_WHAT THE TASK REQUIRES_
Output the entries word for word. Omit images.

Stored records:

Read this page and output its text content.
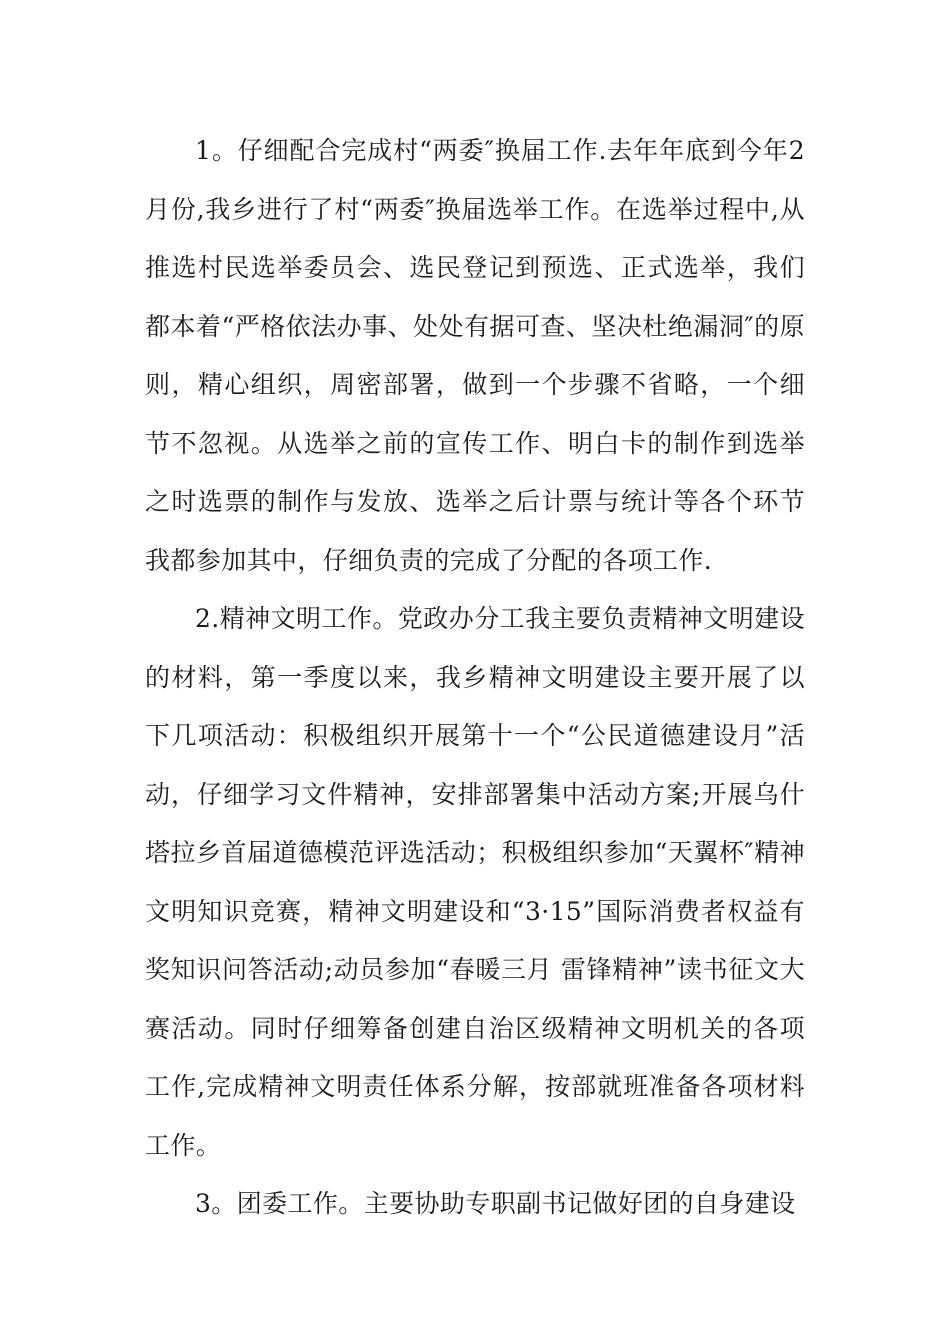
1。仔细配合完成村“两委″换届工作.去年年底到今年2月份,我乡进行了村“两委″换届选举工作。在选举过程中,从推选村民选举委员会、选民登记到预选、正式选举，我们都本着“严格依法办事、处处有据可查、坚决杜绝漏洞″的原则，精心组织，周密部署，做到一个步骤不省略，一个细节不忽视。从选举之前的宣传工作、明白卡的制作到选举之时选票的制作与发放、选举之后计票与统计等各个环节我都参加其中，仔细负责的完成了分配的各项工作.

2.精神文明工作。党政办分工我主要负责精神文明建设的材料，第一季度以来，我乡精神文明建设主要开展了以下几项活动：积极组织开展第十一个“公民道德建设月”活动，仔细学习文件精神，安排部署集中活动方案;开展乌什塔拉乡首届道德模范评选活动；积极组织参加“天翼杯″精神文明知识竞赛，精神文明建设和“3·15”国际消费者权益有奖知识问答活动;动员参加“春暖三月 雷锋精神”读书征文大赛活动。同时仔细筹备创建自治区级精神文明机关的各项工作,完成精神文明责任体系分解，按部就班准备各项材料工作。

3。团委工作。主要协助专职副书记做好团的自身建设
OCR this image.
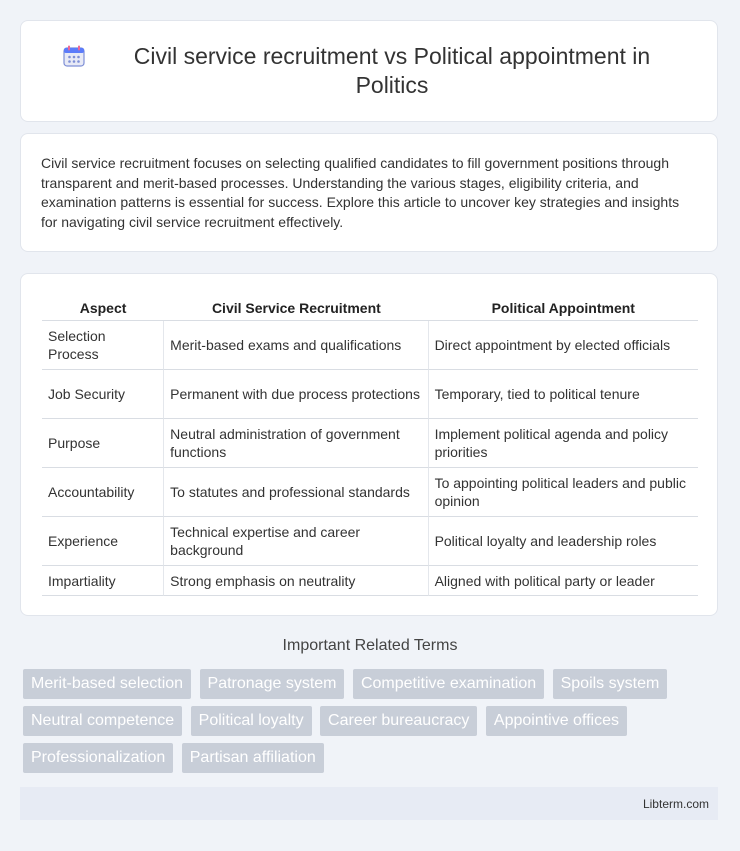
Civil service recruitment vs Political appointment in Politics

Civil service recruitment focuses on selecting qualified candidates to fill government positions through transparent and merit-based processes. Understanding the various stages, eligibility criteria, and examination patterns is essential for success. Explore this article to uncover key strategies and insights for navigating civil service recruitment effectively.

Aspect	Civil Service Recruitment	Political Appointment
Selection Process	Merit-based exams and qualifications	Direct appointment by elected officials
Job Security	Permanent with due process protections	Temporary, tied to political tenure
Purpose	Neutral administration of government functions	Implement political agenda and policy priorities
Accountability	To statutes and professional standards	To appointing political leaders and public opinion
Experience	Technical expertise and career background	Political loyalty and leadership roles
Impartiality	Strong emphasis on neutrality	Aligned with political party or leader
Important Related Terms
Merit-based selection Patronage system Competitive examination Spoils system
Neutral competence Political loyalty Career bureaucracy Appointive offices
Professionalization Partisan affiliation
Libterm.com
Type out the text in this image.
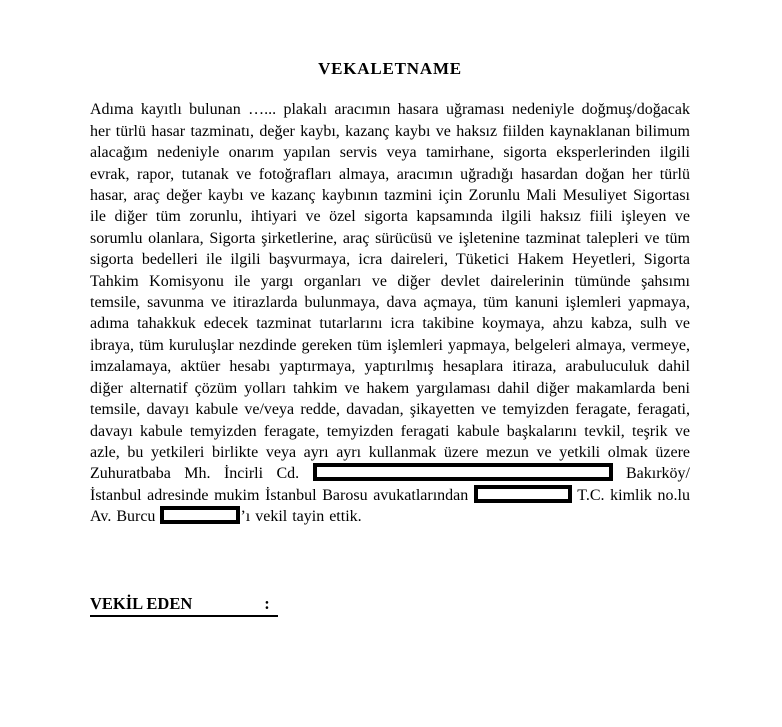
VEKALETNAME

Adıma kayıtlı bulunan …... plakalı aracımın hasara uğraması nedeniyle doğmuş/doğacak her türlü hasar tazminatı, değer kaybı, kazanç kaybı ve haksız fiilden kaynaklanan bilimum alacağım nedeniyle onarım yapılan servis veya tamirhane, sigorta eksperlerinden ilgili evrak, rapor, tutanak ve fotoğrafları almaya, aracımın uğradığı hasardan doğan her türlü hasar, araç değer kaybı ve kazanç kaybının tazmini için Zorunlu Mali Mesuliyet Sigortası ile diğer tüm zorunlu, ihtiyari ve özel sigorta kapsamında ilgili haksız fiili işleyen ve sorumlu olanlara, Sigorta şirketlerine, araç sürücüsü ve işletenine tazminat talepleri ve tüm sigorta bedelleri ile ilgili başvurmaya, icra daireleri, Tüketici Hakem Heyetleri, Sigorta Tahkim Komisyonu ile yargı organları ve diğer devlet dairelerinin tümünde şahsımı temsile, savunma ve itirazlarda bulunmaya, dava açmaya, tüm kanuni işlemleri yapmaya, adıma tahakkuk edecek tazminat tutarlarını icra takibine koymaya, ahzu kabza, sulh ve ibraya, tüm kuruluşlar nezdinde gereken tüm işlemleri yapmaya, belgeleri almaya, vermeye, imzalamaya, aktüer hesabı yaptırmaya, yaptırılmış hesaplara itiraza, arabuluculuk dahil diğer alternatif çözüm yolları tahkim ve hakem yargılaması dahil diğer makamlarda beni temsile, davayı kabule ve/veya redde, davadan, şikayetten ve temyizden feragate, feragati, davayı kabule temyizden feragate, temyizden feragati kabule başkalarını tevkil, teşrik ve azle, bu yetkileri birlikte veya ayrı ayrı kullanmak üzere mezun ve yetkili olmak üzere Zuhuratbaba Mh. İncirli Cd.	Bakırköy/İstanbul adresinde mukim İstanbul Barosu avukatlarından	T.C. kimlik no.lu Av. Burcu	’ı vekil tayin ettik.

VEKİL EDEN	:
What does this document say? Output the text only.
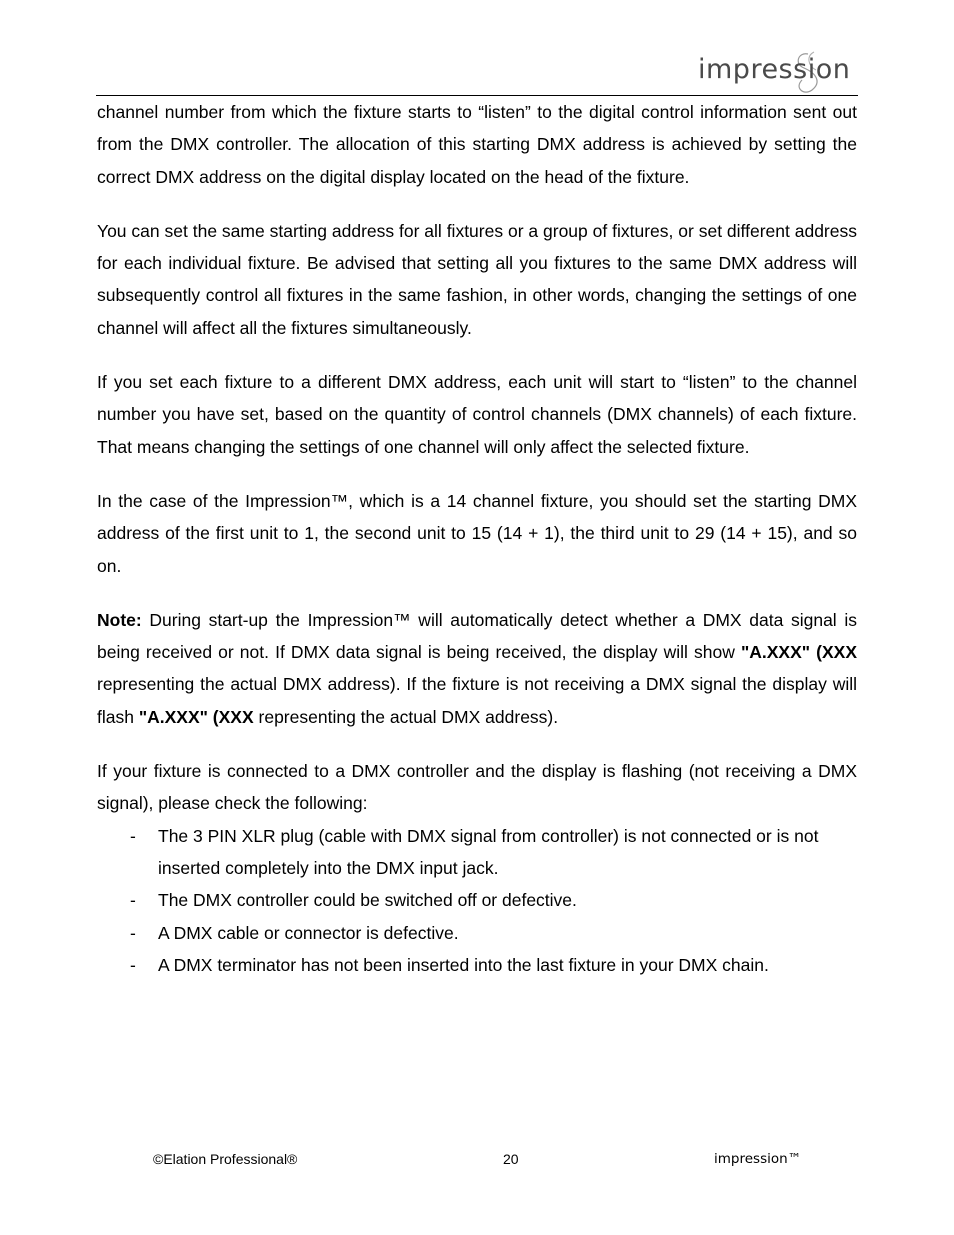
impression

channel number from which the fixture starts to “listen” to the digital control information sent out from the DMX controller. The allocation of this starting DMX address is achieved by setting the correct DMX address on the digital display located on the head of the fixture.

You can set the same starting address for all fixtures or a group of fixtures, or set different address for each individual fixture. Be advised that setting all you fixtures to the same DMX address will subsequently control all fixtures in the same fashion, in other words, changing the settings of one channel will affect all the fixtures simultaneously.

If you set each fixture to a different DMX address, each unit will start to “listen” to the channel number you have set, based on the quantity of control channels (DMX channels) of each fixture. That means changing the settings of one channel will only affect the selected fixture.

In the case of the Impression™, which is a 14 channel fixture, you should set the starting DMX address of the first unit to 1, the second unit to 15 (14 + 1), the third unit to 29 (14 + 15), and so on.

Note: During start-up the Impression™ will automatically detect whether a DMX data signal is being received or not. If DMX data signal is being received, the display will show "A.XXX" (XXX representing the actual DMX address). If the fixture is not receiving a DMX signal the display will flash "A.XXX" (XXX representing the actual DMX address).

If your fixture is connected to a DMX controller and the display is flashing (not receiving a DMX signal), please check the following:

- The 3 PIN XLR plug (cable with DMX signal from controller) is not connected or is not inserted completely into the DMX input jack.
- The DMX controller could be switched off or defective.
- A DMX cable or connector is defective.
- A DMX terminator has not been inserted into the last fixture in your DMX chain.
©Elation Professional®	20	impression™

_RESULT_
Read this page and output its text content.
1。仔细配合完成村“两委″换届工作.去年年底到今年2月份,我乡进行了村“两委″换届选举工作。在选举过程中,从推选村民选举委员会、选民登记到预选、正式选举，我们都本着“严格依法办事、处处有据可查、坚决杜绝漏洞″的原则，精心组织，周密部署，做到一个步骤不省略，一个细节不忽视。从选举之前的宣传工作、明白卡的制作到选举之时选票的制作与发放、选举之后计票与统计等各个环节我都参加其中，仔细负责的完成了分配的各项工作.

2.精神文明工作。党政办分工我主要负责精神文明建设的材料，第一季度以来，我乡精神文明建设主要开展了以下几项活动：积极组织开展第十一个“公民道德建设月”活动，仔细学习文件精神，安排部署集中活动方案;开展乌什塔拉乡首届道德模范评选活动；积极组织参加“天翼杯″精神文明知识竞赛，精神文明建设和“3·15”国际消费者权益有奖知识问答活动;动员参加“春暖三月 雷锋精神”读书征文大赛活动。同时仔细筹备创建自治区级精神文明机关的各项工作,完成精神文明责任体系分解，按部就班准备各项材料工作。

3。团委工作。主要协助专职副书记做好团的自身建设
OCR this image.
Civil service recruitment vs Political appointment in Politics

Civil service recruitment focuses on selecting qualified candidates to fill government positions through transparent and merit-based processes. Understanding the various stages, eligibility criteria, and examination patterns is essential for success. Explore this article to uncover key strategies and insights for navigating civil service recruitment effectively.

Aspect	Civil Service Recruitment	Political Appointment
Selection Process	Merit-based exams and qualifications	Direct appointment by elected officials
Job Security	Permanent with due process protections	Temporary, tied to political tenure
Purpose	Neutral administration of government functions	Implement political agenda and policy priorities
Accountability	To statutes and professional standards	To appointing political leaders and public opinion
Experience	Technical expertise and career background	Political loyalty and leadership roles
Impartiality	Strong emphasis on neutrality	Aligned with political party or leader
Important Related Terms
Merit-based selection Patronage system Competitive examination Spoils system
Neutral competence Political loyalty Career bureaucracy Appointive offices
Professionalization Partisan affiliation
Libterm.com
Type out the text in this image.
VEKALETNAME

Adıma kayıtlı bulunan …... plakalı aracımın hasara uğraması nedeniyle doğmuş/doğacak her türlü hasar tazminatı, değer kaybı, kazanç kaybı ve haksız fiilden kaynaklanan bilimum alacağım nedeniyle onarım yapılan servis veya tamirhane, sigorta eksperlerinden ilgili evrak, rapor, tutanak ve fotoğrafları almaya, aracımın uğradığı hasardan doğan her türlü hasar, araç değer kaybı ve kazanç kaybının tazmini için Zorunlu Mali Mesuliyet Sigortası ile diğer tüm zorunlu, ihtiyari ve özel sigorta kapsamında ilgili haksız fiili işleyen ve sorumlu olanlara, Sigorta şirketlerine, araç sürücüsü ve işletenine tazminat talepleri ve tüm sigorta bedelleri ile ilgili başvurmaya, icra daireleri, Tüketici Hakem Heyetleri, Sigorta Tahkim Komisyonu ile yargı organları ve diğer devlet dairelerinin tümünde şahsımı temsile, savunma ve itirazlarda bulunmaya, dava açmaya, tüm kanuni işlemleri yapmaya, adıma tahakkuk edecek tazminat tutarlarını icra takibine koymaya, ahzu kabza, sulh ve ibraya, tüm kuruluşlar nezdinde gereken tüm işlemleri yapmaya, belgeleri almaya, vermeye, imzalamaya, aktüer hesabı yaptırmaya, yaptırılmış hesaplara itiraza, arabuluculuk dahil diğer alternatif çözüm yolları tahkim ve hakem yargılaması dahil diğer makamlarda beni temsile, davayı kabule ve/veya redde, davadan, şikayetten ve temyizden feragate, feragati, davayı kabule temyizden feragate, temyizden feragati kabule başkalarını tevkil, teşrik ve azle, bu yetkileri birlikte veya ayrı ayrı kullanmak üzere mezun ve yetkili olmak üzere Zuhuratbaba Mh. İncirli Cd.	Bakırköy/İstanbul adresinde mukim İstanbul Barosu avukatlarından	T.C. kimlik no.lu Av. Burcu	’ı vekil tayin ettik.

VEKİL EDEN	:
What does this document say? Output the text only.
impression

channel number from which the fixture starts to “listen” to the digital control information sent out from the DMX controller. The allocation of this starting DMX address is achieved by setting the correct DMX address on the digital display located on the head of the fixture.

You can set the same starting address for all fixtures or a group of fixtures, or set different address for each individual fixture. Be advised that setting all you fixtures to the same DMX address will subsequently control all fixtures in the same fashion, in other words, changing the settings of one channel will affect all the fixtures simultaneously.

If you set each fixture to a different DMX address, each unit will start to “listen” to the channel number you have set, based on the quantity of control channels (DMX channels) of each fixture. That means changing the settings of one channel will only affect the selected fixture.

In the case of the Impression™, which is a 14 channel fixture, you should set the starting DMX address of the first unit to 1, the second unit to 15 (14 + 1), the third unit to 29 (14 + 15), and so on.

Note: During start-up the Impression™ will automatically detect whether a DMX data signal is being received or not. If DMX data signal is being received, the display will show "A.XXX" (XXX representing the actual DMX address). If the fixture is not receiving a DMX signal the display will flash "A.XXX" (XXX representing the actual DMX address).

If your fixture is connected to a DMX controller and the display is flashing (not receiving a DMX signal), please check the following:

- The 3 PIN XLR plug (cable with DMX signal from controller) is not connected or is not inserted completely into the DMX input jack.
- The DMX controller could be switched off or defective.
- A DMX cable or connector is defective.
- A DMX terminator has not been inserted into the last fixture in your DMX chain.
©Elation Professional®	20	impression™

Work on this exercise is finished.